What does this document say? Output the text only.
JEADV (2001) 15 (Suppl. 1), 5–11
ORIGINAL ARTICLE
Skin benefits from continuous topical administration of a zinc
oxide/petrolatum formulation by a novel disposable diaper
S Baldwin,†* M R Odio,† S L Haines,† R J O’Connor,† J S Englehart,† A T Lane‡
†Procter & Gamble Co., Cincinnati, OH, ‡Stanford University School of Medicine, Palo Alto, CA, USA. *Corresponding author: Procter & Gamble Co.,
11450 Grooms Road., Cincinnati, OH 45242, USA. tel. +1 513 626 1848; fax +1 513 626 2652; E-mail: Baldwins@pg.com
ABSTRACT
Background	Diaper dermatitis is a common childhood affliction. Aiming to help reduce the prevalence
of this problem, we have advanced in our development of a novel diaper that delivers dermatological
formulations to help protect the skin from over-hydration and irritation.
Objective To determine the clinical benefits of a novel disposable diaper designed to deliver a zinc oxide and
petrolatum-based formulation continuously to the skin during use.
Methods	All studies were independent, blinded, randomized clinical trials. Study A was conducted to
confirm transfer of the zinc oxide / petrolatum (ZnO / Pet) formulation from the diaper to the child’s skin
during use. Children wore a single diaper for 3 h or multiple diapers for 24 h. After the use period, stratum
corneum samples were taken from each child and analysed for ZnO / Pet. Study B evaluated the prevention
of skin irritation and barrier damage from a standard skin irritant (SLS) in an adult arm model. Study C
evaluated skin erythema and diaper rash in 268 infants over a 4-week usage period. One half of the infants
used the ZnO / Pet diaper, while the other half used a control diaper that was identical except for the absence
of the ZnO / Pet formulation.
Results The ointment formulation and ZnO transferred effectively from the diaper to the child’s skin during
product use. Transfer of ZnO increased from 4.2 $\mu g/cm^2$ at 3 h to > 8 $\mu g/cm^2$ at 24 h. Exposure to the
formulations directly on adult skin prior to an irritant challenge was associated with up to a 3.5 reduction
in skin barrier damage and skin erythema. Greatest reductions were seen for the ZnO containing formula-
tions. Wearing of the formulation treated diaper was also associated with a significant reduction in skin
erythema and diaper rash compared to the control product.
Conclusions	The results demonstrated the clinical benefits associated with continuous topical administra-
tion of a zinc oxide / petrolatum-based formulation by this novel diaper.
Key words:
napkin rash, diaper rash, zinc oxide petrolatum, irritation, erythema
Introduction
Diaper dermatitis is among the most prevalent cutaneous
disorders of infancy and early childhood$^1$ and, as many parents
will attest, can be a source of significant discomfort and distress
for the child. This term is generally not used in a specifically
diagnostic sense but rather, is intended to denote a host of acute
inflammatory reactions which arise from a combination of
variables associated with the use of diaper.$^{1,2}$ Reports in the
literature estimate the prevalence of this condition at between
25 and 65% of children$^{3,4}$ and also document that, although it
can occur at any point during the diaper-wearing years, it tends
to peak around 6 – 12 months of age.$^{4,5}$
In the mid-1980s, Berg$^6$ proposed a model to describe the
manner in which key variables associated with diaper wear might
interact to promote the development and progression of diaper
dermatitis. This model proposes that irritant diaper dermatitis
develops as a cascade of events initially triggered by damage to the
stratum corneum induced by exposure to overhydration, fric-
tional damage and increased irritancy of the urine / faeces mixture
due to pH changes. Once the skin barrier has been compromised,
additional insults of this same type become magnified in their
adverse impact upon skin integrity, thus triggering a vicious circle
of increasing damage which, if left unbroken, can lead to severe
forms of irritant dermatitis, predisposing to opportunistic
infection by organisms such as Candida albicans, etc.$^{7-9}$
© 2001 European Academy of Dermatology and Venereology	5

INSTRUCTION -> Scan the listing above for the word "stratum" and copy every line that holds it.

FINAL RESULT ->
during use. Children wore a single diaper for 3 h or multiple diapers for 24 h. After the use period, stratum
stratum corneum induced by exposure to overhydration, fric-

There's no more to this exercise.